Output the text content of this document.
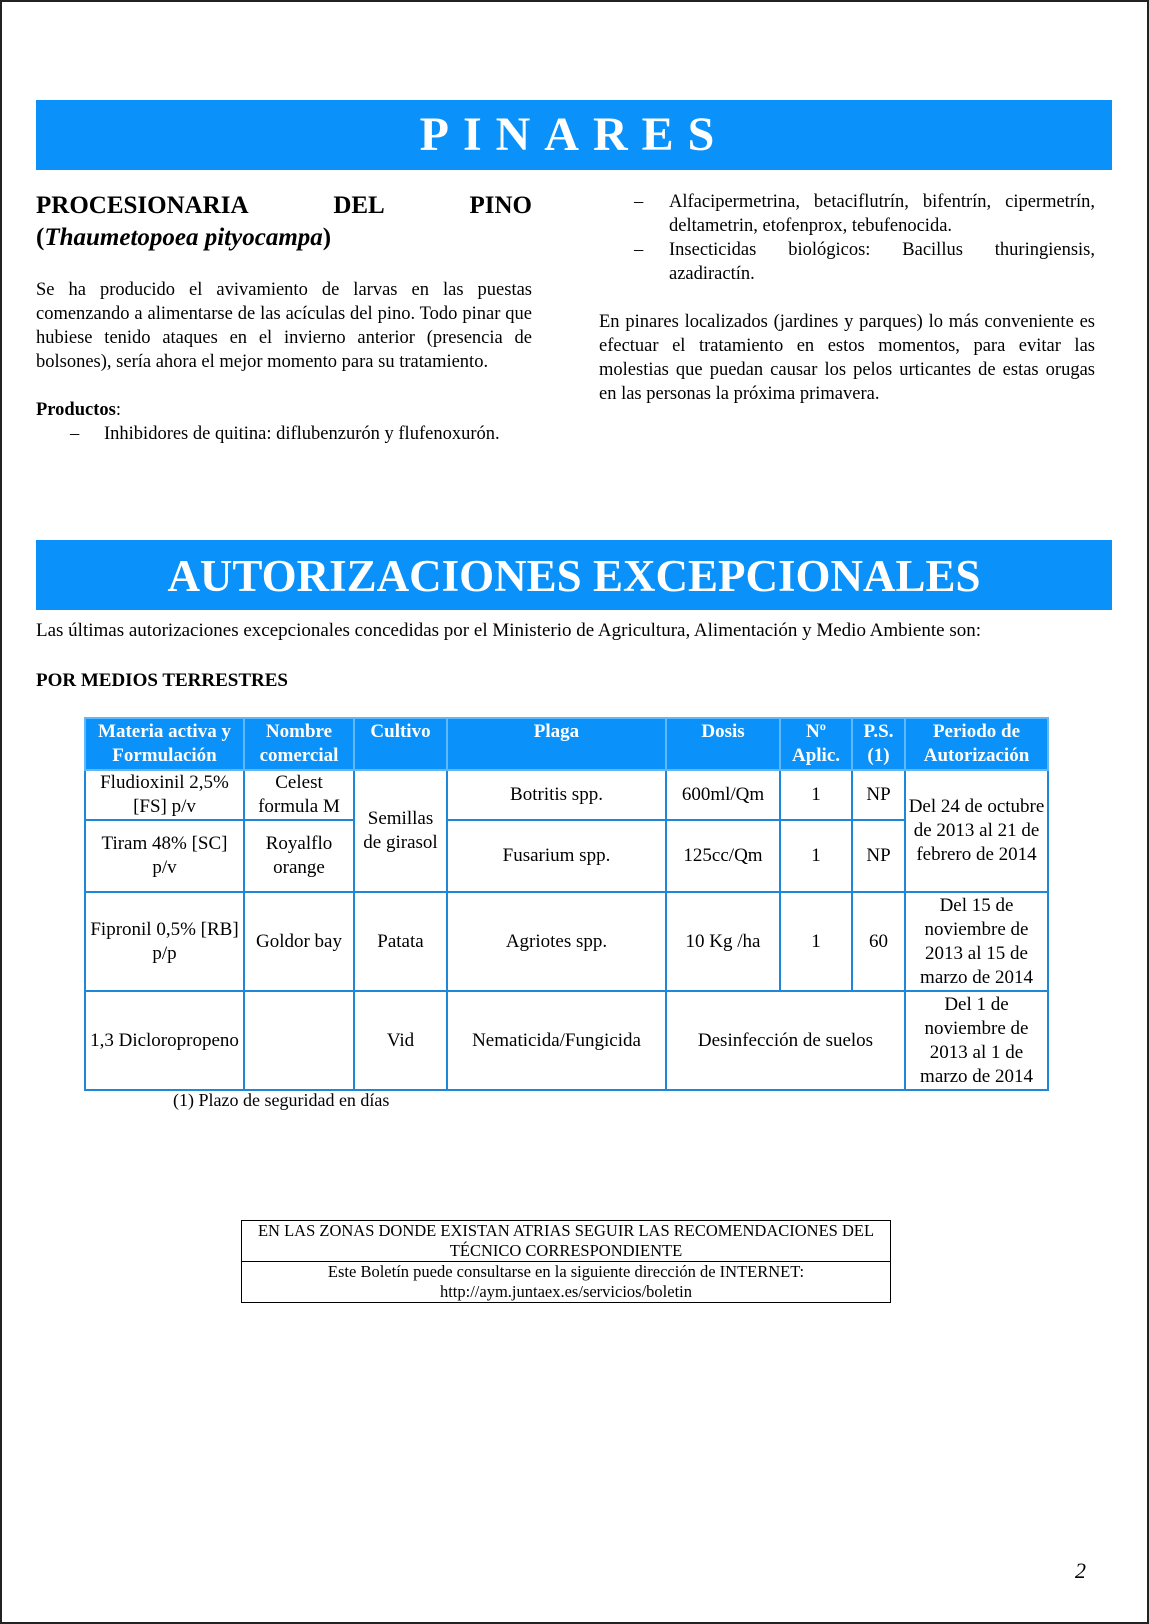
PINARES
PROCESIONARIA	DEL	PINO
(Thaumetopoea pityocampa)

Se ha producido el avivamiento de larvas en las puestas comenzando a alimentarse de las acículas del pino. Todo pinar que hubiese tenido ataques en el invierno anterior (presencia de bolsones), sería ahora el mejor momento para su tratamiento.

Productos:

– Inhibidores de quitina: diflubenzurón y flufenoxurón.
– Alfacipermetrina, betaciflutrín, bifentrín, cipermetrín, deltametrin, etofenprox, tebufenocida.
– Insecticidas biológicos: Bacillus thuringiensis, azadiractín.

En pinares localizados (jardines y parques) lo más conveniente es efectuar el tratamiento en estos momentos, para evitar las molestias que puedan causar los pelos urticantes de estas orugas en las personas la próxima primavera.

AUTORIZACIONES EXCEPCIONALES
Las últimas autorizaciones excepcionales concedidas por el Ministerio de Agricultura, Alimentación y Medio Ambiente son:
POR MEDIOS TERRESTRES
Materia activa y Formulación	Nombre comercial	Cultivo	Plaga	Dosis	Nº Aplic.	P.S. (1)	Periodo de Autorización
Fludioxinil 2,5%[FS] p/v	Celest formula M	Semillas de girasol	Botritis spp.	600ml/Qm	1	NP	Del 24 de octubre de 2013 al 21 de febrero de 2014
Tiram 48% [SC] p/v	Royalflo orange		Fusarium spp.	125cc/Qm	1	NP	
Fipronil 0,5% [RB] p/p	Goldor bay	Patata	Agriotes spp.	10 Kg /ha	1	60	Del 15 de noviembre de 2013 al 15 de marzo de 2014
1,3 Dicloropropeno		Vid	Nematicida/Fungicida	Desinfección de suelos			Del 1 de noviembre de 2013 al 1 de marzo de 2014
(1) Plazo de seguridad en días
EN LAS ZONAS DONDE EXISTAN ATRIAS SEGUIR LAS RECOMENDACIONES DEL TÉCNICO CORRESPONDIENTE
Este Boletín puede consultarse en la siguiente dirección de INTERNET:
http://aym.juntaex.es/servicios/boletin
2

=== PROBLEM ===
Check each line of the records for the word "tratamiento", and show the lines that contain it.

=== THE SOLUTION ===
Se ha producido el avivamiento de larvas en las puestas comenzando a alimentarse de las acículas del pino. Todo pinar que hubiese tenido ataques en el invierno anterior (presencia de bolsones), sería ahora el mejor momento para su tratamiento.
En pinares localizados (jardines y parques) lo más conveniente es efectuar el tratamiento en estos momentos, para evitar las molestias que puedan causar los pelos urticantes de estas orugas en las personas la próxima primavera.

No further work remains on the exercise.